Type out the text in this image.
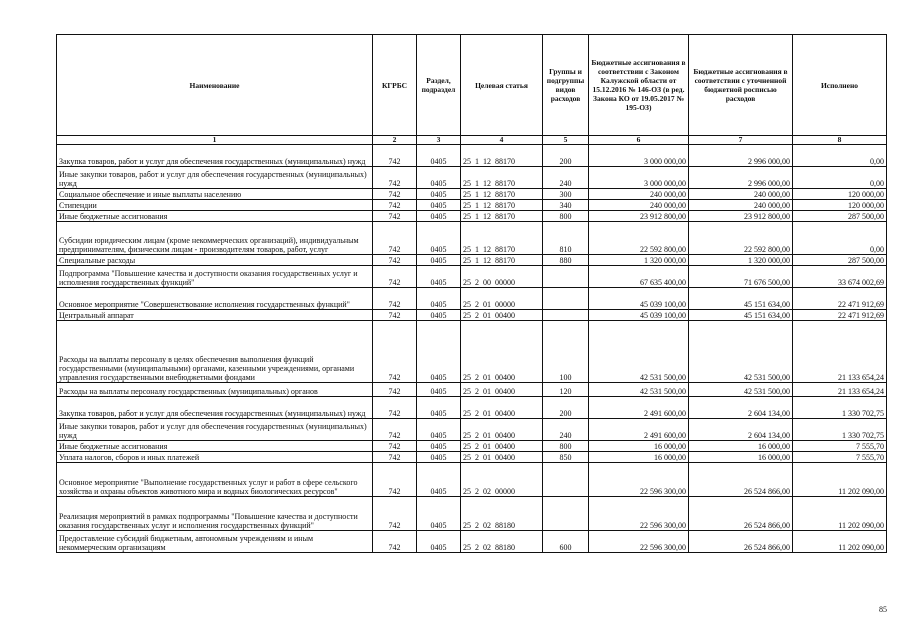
Наименование	КГРБС	Раздел, подраздел	Целевая статья	Группы и подгруппы видов расходов	Бюджетные ассигнования в соответствии с Законом Калужской области от 15.12.2016 № 146-ОЗ (в ред. Закона КО от 19.05.2017 № 195-ОЗ)	Бюджетные ассигнования в соответствии с уточненной бюджетной росписью расходов	Исполнено
1	2	3	4	5	6	7	8
Закупка товаров, работ и услуг для обеспечения государственных (муниципальных) нужд	742	0405	25  1  12  88170	200	3 000 000,00	2 996 000,00	0,00
Иные закупки товаров, работ и услуг для обеспечения государственных (муниципальных) нужд	742	0405	25  1  12  88170	240	3 000 000,00	2 996 000,00	0,00
Социальное обеспечение и иные выплаты населению	742	0405	25  1  12  88170	300	240 000,00	240 000,00	120 000,00
Стипендии	742	0405	25  1  12  88170	340	240 000,00	240 000,00	120 000,00
Иные бюджетные ассигнования	742	0405	25  1  12  88170	800	23 912 800,00	23 912 800,00	287 500,00
Субсидии юридическим лицам (кроме некоммерческих организаций), индивидуальным предпринимателям, физическим лицам - производителям товаров, работ, услуг	742	0405	25  1  12  88170	810	22 592 800,00	22 592 800,00	0,00
Специальные расходы	742	0405	25  1  12  88170	880	1 320 000,00	1 320 000,00	287 500,00
Подпрограмма "Повышение качества и доступности оказания государственных услуг и исполнения государственных функций"	742	0405	25  2  00  00000		67 635 400,00	71 676 500,00	33 674 002,69
Основное мероприятие "Совершенствование исполнения государственных функций"	742	0405	25  2  01  00000		45 039 100,00	45 151 634,00	22 471 912,69
Центральный аппарат	742	0405	25  2  01  00400		45 039 100,00	45 151 634,00	22 471 912,69
Расходы на выплаты персоналу в целях обеспечения выполнения функций государственными (муниципальными) органами, казенными учреждениями, органами управления государственными внебюджетными фондами	742	0405	25  2  01  00400	100	42 531 500,00	42 531 500,00	21 133 654,24
Расходы на выплаты персоналу государственных (муниципальных) органов	742	0405	25  2  01  00400	120	42 531 500,00	42 531 500,00	21 133 654,24
Закупка товаров, работ и услуг для обеспечения государственных (муниципальных) нужд	742	0405	25  2  01  00400	200	2 491 600,00	2 604 134,00	1 330 702,75
Иные закупки товаров, работ и услуг для обеспечения государственных (муниципальных) нужд	742	0405	25  2  01  00400	240	2 491 600,00	2 604 134,00	1 330 702,75
Иные бюджетные ассигнования	742	0405	25  2  01  00400	800	16 000,00	16 000,00	7 555,70
Уплата налогов, сборов и иных платежей	742	0405	25  2  01  00400	850	16 000,00	16 000,00	7 555,70
Основное мероприятие "Выполнение государственных услуг и работ в сфере сельского хозяйства и охраны объектов животного мира и водных биологических ресурсов"	742	0405	25  2  02  00000		22 596 300,00	26 524 866,00	11 202 090,00
Реализация мероприятий в рамках подпрограммы "Повышение качества и доступности оказания государственных услуг и исполнения государственных функций"	742	0405	25  2  02  88180		22 596 300,00	26 524 866,00	11 202 090,00
Предоставление субсидий бюджетным, автономным учреждениям и иным некоммерческим организациям	742	0405	25  2  02  88180	600	22 596 300,00	26 524 866,00	11 202 090,00
85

■ ■ ■ ■

**What is expected**
Take each line of the material that contains the word "мероприятие" and list it.

**Exercise result**
Основное мероприятие "Совершенствование исполнения государственных функций"	742	0405	25  2  01  00000		45 039 100,00	45 151 634,00	22 471 912,69
Основное мероприятие "Выполнение государственных услуг и работ в сфере сельского хозяйства и охраны объектов животного мира и водных биологических ресурсов"	742	0405	25  2  02  00000		22 596 300,00	26 524 866,00	11 202 090,00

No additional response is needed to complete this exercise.